[Entries provided start]

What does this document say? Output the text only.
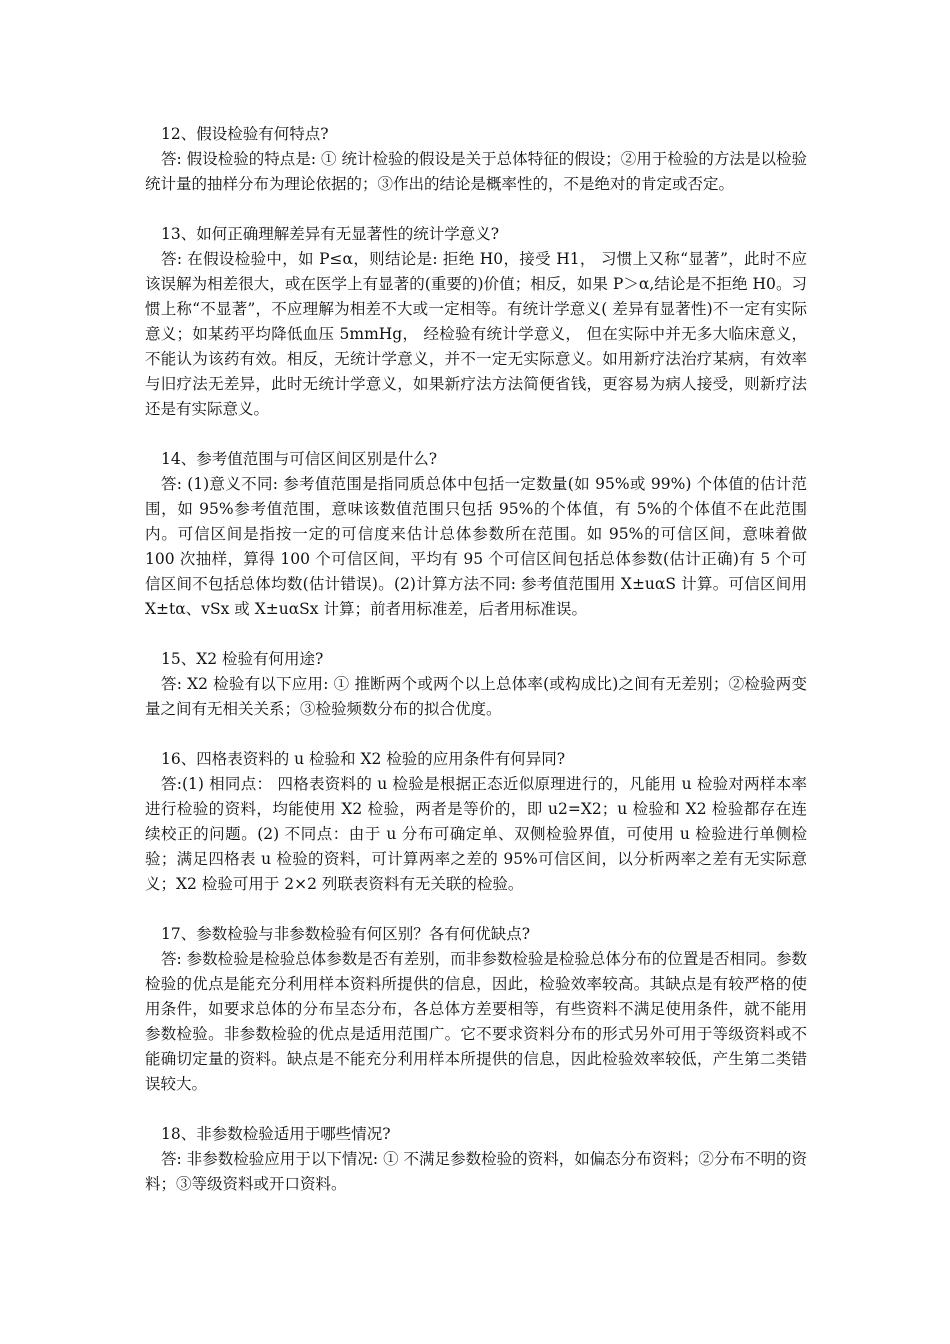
12、假设检验有何特点?

答: 假设检验的特点是: ① 统计检验的假设是关于总体特征的假设；②用于检验的方法是以检验统计量的抽样分布为理论依据的；③作出的结论是概率性的，不是绝对的肯定或否定。

13、如何正确理解差异有无显著性的统计学意义?

答: 在假设检验中，如 P≤α，则结论是: 拒绝 H0，接受 H1， 习惯上又称“显著”，此时不应该误解为相差很大，或在医学上有显著的(重要的)价值；相反，如果 P＞α,结论是不拒绝 H0。习惯上称“不显著”，不应理解为相差不大或一定相等。有统计学意义( 差异有显著性)不一定有实际意义；如某药平均降低血压 5mmHg， 经检验有统计学意义， 但在实际中并无多大临床意义，不能认为该药有效。相反，无统计学意义，并不一定无实际意义。如用新疗法治疗某病，有效率与旧疗法无差异，此时无统计学意义，如果新疗法方法简便省钱，更容易为病人接受，则新疗法还是有实际意义。

14、参考值范围与可信区间区别是什么?

答: (1)意义不同: 参考值范围是指同质总体中包括一定数量(如 95%或 99%) 个体值的估计范围，如 95%参考值范围，意味该数值范围只包括 95%的个体值，有 5%的个体值不在此范围内。可信区间是指按一定的可信度来估计总体参数所在范围。如 95%的可信区间，意味着做 100 次抽样，算得 100 个可信区间，平均有 95 个可信区间包括总体参数(估计正确)有 5 个可信区间不包括总体均数(估计错误)。(2)计算方法不同: 参考值范围用 X±uαS 计算。可信区间用 X±tα、vSx 或 X±uαSx 计算；前者用标准差，后者用标准误。

15、X2 检验有何用途?

答: X2 检验有以下应用: ① 推断两个或两个以上总体率(或构成比)之间有无差别；②检验两变量之间有无相关关系；③检验频数分布的拟合优度。

16、四格表资料的 u 检验和 X2 检验的应用条件有何异同?

答:(1) 相同点： 四格表资料的 u 检验是根据正态近似原理进行的，凡能用 u 检验对两样本率进行检验的资料，均能使用 X2 检验，两者是等价的，即 u2=X2；u 检验和 X2 检验都存在连续校正的问题。(2) 不同点：由于 u 分布可确定单、双侧检验界值，可使用 u 检验进行单侧检验；满足四格表 u 检验的资料，可计算两率之差的 95%可信区间，以分析两率之差有无实际意义；X2 检验可用于 2×2 列联表资料有无关联的检验。

17、参数检验与非参数检验有何区别？各有何优缺点?

答: 参数检验是检验总体参数是否有差别，而非参数检验是检验总体分布的位置是否相同。参数检验的优点是能充分利用样本资料所提供的信息，因此，检验效率较高。其缺点是有较严格的使用条件，如要求总体的分布呈态分布，各总体方差要相等，有些资料不满足使用条件，就不能用参数检验。非参数检验的优点是适用范围广。它不要求资料分布的形式另外可用于等级资料或不能确切定量的资料。缺点是不能充分利用样本所提供的信息，因此检验效率较低，产生第二类错误较大。

18、非参数检验适用于哪些情况?

答: 非参数检验应用于以下情况: ① 不满足参数检验的资料，如偏态分布资料；②分布不明的资料；③等级资料或开口资料。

[Entries provided end]

- _Task prompt_
Say, as a single number and nothing more, how many lines of the entries contain the word "四格表资料的".

- _Complete response_
2